## TASK TO COMPLETE
Skip the pictures and quote all of the lines exactly.

--- Begin RECORDS SUPPLIED ---

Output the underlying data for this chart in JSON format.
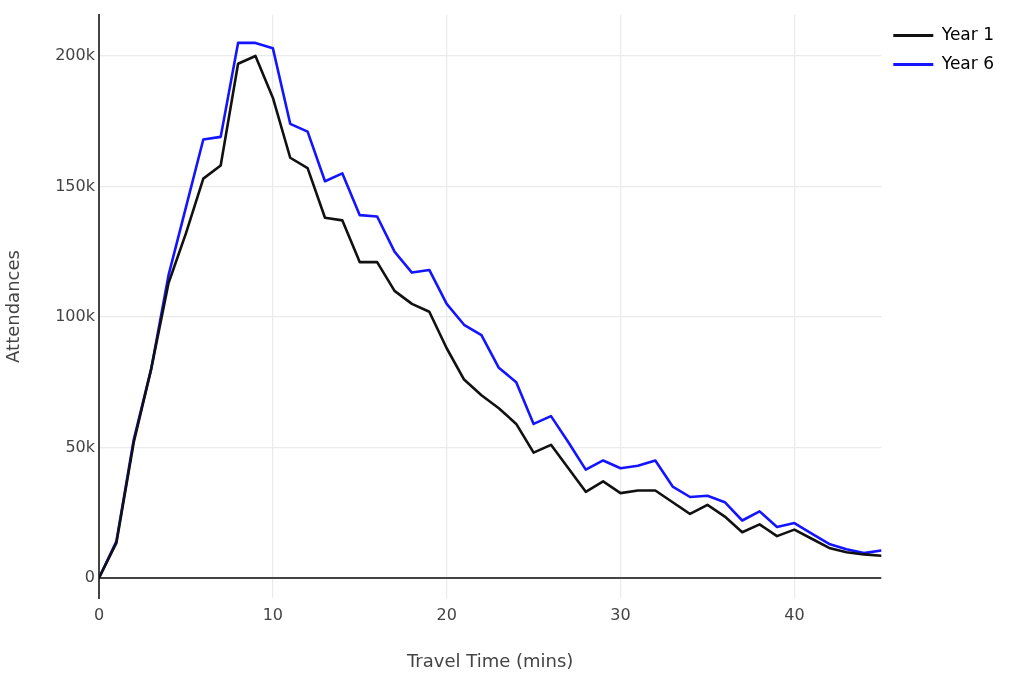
{
  "chart_data": {
    "type": "line",
    "xlabel": "Travel Time (mins)",
    "ylabel": "Attendances",
    "x": [
      0,
      1,
      2,
      3,
      4,
      5,
      6,
      7,
      8,
      9,
      10,
      11,
      12,
      13,
      14,
      15,
      16,
      17,
      18,
      19,
      20,
      21,
      22,
      23,
      24,
      25,
      26,
      27,
      28,
      29,
      30,
      31,
      32,
      33,
      34,
      35,
      36,
      37,
      38,
      39,
      40,
      41,
      42,
      43,
      44,
      45
    ],
    "series": [
      {
        "name": "Year 1",
        "color": "#111111",
        "values": [
          0,
          13400,
          52000,
          80000,
          113000,
          132000,
          153000,
          158000,
          197000,
          200000,
          184000,
          161000,
          157000,
          138000,
          137000,
          121000,
          121000,
          110000,
          105000,
          102000,
          88000,
          76000,
          70000,
          65000,
          59000,
          48000,
          51000,
          42000,
          33000,
          37000,
          32500,
          33500,
          33500,
          29000,
          24500,
          28000,
          23500,
          17500,
          20500,
          16000,
          18500,
          15000,
          11500,
          9800,
          9000,
          8500
        ]
      },
      {
        "name": "Year 6",
        "color": "#1414ff",
        "values": [
          0,
          14000,
          53000,
          80000,
          116000,
          142000,
          168000,
          169000,
          205000,
          205000,
          203000,
          174000,
          171000,
          152000,
          155000,
          139000,
          138500,
          125000,
          117000,
          118000,
          105000,
          97000,
          93000,
          80500,
          75000,
          59000,
          62000,
          52000,
          41500,
          45000,
          42000,
          43000,
          45000,
          35000,
          31000,
          31500,
          29000,
          22000,
          25500,
          19500,
          21000,
          17000,
          13000,
          11000,
          9500,
          10500
        ]
      }
    ],
    "xlim": [
      0,
      45
    ],
    "xticks": [
      0,
      10,
      20,
      30,
      40
    ],
    "ylim": [
      -7700,
      215700
    ],
    "yticks": [
      {
        "value": 0,
        "label": "0"
      },
      {
        "value": 50000,
        "label": "50k"
      },
      {
        "value": 100000,
        "label": "100k"
      },
      {
        "value": 150000,
        "label": "150k"
      },
      {
        "value": 200000,
        "label": "200k"
      }
    ],
    "grid": true,
    "legend": "top right",
    "marker": "none",
    "line_style": "solid"
  }
}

--- End RECORDS SUPPLIED ---

## FINISHED ANSWER
Output the underlying data for this chart in JSON format.
{
  "chart_data": {
    "type": "line",
    "xlabel": "Travel Time (mins)",
    "ylabel": "Attendances",
    "x": [
      0,
      1,
      2,
      3,
      4,
      5,
      6,
      7,
      8,
      9,
      10,
      11,
      12,
      13,
      14,
      15,
      16,
      17,
      18,
      19,
      20,
      21,
      22,
      23,
      24,
      25,
      26,
      27,
      28,
      29,
      30,
      31,
      32,
      33,
      34,
      35,
      36,
      37,
      38,
      39,
      40,
      41,
      42,
      43,
      44,
      45
    ],
    "series": [
      {
        "name": "Year 1",
        "color": "#111111",
        "values": [
          0,
          13400,
          52000,
          80000,
          113000,
          132000,
          153000,
          158000,
          197000,
          200000,
          184000,
          161000,
          157000,
          138000,
          137000,
          121000,
          121000,
          110000,
          105000,
          102000,
          88000,
          76000,
          70000,
          65000,
          59000,
          48000,
          51000,
          42000,
          33000,
          37000,
          32500,
          33500,
          33500,
          29000,
          24500,
          28000,
          23500,
          17500,
          20500,
          16000,
          18500,
          15000,
          11500,
          9800,
          9000,
          8500
        ]
      },
      {
        "name": "Year 6",
        "color": "#1414ff",
        "values": [
          0,
          14000,
          53000,
          80000,
          116000,
          142000,
          168000,
          169000,
          205000,
          205000,
          203000,
          174000,
          171000,
          152000,
          155000,
          139000,
          138500,
          125000,
          117000,
          118000,
          105000,
          97000,
          93000,
          80500,
          75000,
          59000,
          62000,
          52000,
          41500,
          45000,
          42000,
          43000,
          45000,
          35000,
          31000,
          31500,
          29000,
          22000,
          25500,
          19500,
          21000,
          17000,
          13000,
          11000,
          9500,
          10500
        ]
      }
    ],
    "xlim": [
      0,
      45
    ],
    "xticks": [
      0,
      10,
      20,
      30,
      40
    ],
    "ylim": [
      -7700,
      215700
    ],
    "yticks": [
      {
        "value": 0,
        "label": "0"
      },
      {
        "value": 50000,
        "label": "50k"
      },
      {
        "value": 100000,
        "label": "100k"
      },
      {
        "value": 150000,
        "label": "150k"
      },
      {
        "value": 200000,
        "label": "200k"
      }
    ],
    "grid": true,
    "legend": "top right",
    "marker": "none",
    "line_style": "solid"
  }
}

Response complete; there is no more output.